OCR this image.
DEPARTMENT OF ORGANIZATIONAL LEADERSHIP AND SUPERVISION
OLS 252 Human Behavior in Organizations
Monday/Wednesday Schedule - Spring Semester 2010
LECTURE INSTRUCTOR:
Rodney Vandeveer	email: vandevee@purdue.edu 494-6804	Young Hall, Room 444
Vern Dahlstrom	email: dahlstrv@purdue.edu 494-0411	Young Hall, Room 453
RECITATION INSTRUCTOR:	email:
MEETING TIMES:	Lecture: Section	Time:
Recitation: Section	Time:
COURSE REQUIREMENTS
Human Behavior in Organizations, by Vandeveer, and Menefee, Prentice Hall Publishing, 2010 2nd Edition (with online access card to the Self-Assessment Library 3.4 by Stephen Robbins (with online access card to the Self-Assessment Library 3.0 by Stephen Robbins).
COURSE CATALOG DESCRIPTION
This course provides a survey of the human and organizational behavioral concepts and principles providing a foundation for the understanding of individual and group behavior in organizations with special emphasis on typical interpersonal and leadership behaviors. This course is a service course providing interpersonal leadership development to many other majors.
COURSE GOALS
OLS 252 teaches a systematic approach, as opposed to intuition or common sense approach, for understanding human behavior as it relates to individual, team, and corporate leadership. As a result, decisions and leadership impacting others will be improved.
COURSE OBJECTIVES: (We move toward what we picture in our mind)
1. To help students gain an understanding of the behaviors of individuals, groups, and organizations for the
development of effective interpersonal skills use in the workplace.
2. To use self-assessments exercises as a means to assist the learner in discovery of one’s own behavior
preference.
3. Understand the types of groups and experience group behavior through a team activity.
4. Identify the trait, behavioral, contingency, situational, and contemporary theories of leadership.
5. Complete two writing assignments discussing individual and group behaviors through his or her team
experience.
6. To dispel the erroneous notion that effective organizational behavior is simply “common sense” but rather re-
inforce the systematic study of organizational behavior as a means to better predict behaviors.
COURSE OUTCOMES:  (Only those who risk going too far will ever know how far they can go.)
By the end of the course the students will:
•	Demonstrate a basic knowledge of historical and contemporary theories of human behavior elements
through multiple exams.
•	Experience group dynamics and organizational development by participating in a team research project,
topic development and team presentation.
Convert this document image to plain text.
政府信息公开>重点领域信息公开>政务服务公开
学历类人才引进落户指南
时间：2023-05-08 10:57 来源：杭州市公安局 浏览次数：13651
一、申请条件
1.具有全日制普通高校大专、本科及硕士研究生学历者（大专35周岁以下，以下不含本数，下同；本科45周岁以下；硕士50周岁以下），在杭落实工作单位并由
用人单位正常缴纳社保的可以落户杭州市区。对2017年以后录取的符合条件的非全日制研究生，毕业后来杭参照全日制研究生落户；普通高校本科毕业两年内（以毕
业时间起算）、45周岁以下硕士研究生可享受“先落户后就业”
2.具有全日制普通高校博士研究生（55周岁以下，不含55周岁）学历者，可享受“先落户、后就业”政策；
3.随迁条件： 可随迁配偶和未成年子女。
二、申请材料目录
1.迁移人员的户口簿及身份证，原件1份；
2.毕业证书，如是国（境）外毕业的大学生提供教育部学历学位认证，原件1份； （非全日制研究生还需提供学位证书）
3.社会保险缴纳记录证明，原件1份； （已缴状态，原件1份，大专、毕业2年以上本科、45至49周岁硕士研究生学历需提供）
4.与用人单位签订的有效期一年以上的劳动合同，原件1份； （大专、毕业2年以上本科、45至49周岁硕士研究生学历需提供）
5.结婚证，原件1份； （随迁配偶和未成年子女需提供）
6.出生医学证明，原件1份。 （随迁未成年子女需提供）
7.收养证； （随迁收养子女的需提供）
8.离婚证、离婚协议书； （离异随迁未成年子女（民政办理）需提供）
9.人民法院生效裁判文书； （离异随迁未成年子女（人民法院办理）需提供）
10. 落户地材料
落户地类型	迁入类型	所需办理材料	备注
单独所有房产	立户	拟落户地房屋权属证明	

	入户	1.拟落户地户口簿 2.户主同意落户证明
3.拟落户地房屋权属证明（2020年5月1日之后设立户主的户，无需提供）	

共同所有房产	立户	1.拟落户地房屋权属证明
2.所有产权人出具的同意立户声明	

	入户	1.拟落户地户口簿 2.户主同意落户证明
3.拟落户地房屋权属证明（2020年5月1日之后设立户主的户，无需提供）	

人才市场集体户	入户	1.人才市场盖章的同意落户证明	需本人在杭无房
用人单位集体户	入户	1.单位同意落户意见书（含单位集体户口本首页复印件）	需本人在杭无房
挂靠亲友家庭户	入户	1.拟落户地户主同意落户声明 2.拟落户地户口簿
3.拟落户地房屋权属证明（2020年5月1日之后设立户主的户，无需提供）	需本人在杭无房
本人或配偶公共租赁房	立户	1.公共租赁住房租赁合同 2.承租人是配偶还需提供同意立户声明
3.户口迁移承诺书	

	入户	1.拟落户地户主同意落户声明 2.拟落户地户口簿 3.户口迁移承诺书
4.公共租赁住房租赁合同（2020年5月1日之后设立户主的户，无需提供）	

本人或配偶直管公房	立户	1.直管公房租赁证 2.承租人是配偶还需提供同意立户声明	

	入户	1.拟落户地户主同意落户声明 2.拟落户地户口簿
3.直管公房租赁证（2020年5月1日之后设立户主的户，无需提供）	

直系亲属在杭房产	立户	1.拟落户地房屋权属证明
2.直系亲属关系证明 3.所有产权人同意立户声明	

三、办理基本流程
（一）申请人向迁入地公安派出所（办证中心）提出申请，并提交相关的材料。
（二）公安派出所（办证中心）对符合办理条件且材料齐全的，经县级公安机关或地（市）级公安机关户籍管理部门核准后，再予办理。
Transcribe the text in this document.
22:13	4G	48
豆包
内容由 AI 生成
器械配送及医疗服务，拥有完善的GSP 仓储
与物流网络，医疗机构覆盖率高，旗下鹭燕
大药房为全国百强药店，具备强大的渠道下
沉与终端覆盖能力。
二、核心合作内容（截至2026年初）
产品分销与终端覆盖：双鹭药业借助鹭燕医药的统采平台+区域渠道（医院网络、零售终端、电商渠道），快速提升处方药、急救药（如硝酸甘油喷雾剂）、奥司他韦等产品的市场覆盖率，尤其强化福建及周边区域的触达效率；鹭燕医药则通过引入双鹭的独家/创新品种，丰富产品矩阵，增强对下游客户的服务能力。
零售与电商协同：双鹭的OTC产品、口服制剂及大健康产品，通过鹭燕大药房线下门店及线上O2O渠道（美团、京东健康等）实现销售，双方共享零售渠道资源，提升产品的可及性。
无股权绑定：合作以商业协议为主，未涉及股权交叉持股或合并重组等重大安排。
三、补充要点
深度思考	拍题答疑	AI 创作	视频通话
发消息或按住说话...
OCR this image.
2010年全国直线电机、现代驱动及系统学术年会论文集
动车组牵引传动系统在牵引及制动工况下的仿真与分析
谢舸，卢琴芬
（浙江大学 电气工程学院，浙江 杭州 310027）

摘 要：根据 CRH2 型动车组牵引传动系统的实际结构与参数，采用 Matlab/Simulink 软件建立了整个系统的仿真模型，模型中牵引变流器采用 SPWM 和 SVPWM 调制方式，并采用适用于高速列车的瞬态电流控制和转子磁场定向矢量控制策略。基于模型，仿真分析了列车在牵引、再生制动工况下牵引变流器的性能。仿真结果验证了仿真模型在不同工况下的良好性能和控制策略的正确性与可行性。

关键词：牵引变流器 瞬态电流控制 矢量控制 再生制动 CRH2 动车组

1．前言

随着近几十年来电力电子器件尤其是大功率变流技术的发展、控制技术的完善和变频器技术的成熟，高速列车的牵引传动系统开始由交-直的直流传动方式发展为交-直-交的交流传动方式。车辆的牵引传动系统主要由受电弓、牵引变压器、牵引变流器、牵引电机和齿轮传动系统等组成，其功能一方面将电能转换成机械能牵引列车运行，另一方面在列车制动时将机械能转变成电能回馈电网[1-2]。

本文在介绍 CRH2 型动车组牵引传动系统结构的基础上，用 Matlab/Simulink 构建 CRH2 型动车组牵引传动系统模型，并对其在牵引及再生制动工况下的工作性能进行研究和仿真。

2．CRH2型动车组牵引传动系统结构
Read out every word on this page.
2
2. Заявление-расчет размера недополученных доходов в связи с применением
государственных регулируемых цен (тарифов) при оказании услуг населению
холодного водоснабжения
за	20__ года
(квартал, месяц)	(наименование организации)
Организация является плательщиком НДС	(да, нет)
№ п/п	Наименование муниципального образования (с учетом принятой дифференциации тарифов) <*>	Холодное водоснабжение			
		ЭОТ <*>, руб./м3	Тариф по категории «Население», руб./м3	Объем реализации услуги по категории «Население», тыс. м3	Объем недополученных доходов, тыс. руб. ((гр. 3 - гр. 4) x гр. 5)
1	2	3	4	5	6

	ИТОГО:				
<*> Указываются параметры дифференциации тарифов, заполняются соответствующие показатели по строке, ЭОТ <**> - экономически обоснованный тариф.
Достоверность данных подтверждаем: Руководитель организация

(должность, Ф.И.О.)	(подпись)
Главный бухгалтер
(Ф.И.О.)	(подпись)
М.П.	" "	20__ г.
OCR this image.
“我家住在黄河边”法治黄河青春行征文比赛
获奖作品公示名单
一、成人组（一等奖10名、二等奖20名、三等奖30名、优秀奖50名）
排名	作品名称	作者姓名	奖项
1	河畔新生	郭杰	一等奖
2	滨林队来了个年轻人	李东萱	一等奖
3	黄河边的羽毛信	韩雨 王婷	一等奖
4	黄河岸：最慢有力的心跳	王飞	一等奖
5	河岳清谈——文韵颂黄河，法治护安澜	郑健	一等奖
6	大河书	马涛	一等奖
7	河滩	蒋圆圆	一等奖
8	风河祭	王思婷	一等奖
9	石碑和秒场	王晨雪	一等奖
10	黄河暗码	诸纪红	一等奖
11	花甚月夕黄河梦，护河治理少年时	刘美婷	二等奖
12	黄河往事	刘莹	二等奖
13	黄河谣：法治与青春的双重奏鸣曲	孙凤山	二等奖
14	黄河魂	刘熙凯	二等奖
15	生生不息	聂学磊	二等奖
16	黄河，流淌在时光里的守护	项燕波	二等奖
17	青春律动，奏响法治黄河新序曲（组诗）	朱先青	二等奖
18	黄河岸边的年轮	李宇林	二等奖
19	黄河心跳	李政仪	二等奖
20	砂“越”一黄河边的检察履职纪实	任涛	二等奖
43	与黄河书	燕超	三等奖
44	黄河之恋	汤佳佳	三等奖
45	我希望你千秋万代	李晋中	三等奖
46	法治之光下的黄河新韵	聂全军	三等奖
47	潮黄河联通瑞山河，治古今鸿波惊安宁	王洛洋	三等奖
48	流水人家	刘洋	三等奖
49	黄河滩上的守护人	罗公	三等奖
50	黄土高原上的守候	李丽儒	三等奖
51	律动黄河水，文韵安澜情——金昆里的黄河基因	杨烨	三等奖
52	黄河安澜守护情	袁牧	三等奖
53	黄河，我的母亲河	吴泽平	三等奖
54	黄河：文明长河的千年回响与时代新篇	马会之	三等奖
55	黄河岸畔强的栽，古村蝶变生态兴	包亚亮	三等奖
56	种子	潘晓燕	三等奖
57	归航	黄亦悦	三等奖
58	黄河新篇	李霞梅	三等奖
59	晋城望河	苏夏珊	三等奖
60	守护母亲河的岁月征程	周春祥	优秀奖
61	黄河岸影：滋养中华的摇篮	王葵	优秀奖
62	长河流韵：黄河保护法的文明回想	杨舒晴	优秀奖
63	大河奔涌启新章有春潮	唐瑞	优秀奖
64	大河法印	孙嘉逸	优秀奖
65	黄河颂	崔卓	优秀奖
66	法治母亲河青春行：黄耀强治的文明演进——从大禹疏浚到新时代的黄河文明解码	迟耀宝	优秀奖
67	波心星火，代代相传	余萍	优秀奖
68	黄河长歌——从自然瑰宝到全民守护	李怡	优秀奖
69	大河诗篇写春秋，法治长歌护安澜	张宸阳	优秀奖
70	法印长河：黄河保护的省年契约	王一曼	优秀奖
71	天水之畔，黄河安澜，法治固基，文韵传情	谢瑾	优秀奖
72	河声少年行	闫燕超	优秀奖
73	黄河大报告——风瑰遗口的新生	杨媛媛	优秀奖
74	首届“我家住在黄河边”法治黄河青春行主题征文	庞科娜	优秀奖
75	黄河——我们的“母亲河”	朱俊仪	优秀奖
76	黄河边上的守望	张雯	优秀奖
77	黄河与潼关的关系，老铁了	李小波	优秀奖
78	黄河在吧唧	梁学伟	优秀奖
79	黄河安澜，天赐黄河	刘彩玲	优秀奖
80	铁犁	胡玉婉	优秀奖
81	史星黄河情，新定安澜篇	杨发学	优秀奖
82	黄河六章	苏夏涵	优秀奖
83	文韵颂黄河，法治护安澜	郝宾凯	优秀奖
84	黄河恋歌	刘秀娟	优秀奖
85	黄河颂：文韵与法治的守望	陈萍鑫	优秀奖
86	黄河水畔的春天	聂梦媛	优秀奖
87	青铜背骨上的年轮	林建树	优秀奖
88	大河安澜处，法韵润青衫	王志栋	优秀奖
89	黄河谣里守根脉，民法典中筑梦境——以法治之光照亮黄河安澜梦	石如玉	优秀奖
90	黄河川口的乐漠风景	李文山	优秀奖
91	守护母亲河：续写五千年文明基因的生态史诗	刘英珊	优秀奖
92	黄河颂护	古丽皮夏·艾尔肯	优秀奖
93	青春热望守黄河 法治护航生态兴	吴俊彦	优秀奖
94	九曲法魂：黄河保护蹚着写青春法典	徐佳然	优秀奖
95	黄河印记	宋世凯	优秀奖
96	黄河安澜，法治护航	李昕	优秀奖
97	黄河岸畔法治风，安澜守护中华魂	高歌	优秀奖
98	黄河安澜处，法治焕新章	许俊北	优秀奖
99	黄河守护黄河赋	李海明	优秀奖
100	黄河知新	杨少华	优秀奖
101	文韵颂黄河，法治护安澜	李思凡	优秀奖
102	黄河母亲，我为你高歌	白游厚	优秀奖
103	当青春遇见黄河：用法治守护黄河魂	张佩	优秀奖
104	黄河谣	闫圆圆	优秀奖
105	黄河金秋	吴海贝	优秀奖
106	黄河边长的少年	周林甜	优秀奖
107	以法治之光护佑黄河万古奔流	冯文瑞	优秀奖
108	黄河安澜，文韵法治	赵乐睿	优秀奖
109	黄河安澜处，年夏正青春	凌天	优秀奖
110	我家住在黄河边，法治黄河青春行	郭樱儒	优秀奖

====

**INSTRUCTIONS FOR THE TASK**
Sift the material for lines with the string "groups". Copy each one found.

**RIGHT ANSWER**
1. To help students gain an understanding of the behaviors of individuals, groups, and organizations for the
3. Understand the types of groups and experience group behavior through a team activity.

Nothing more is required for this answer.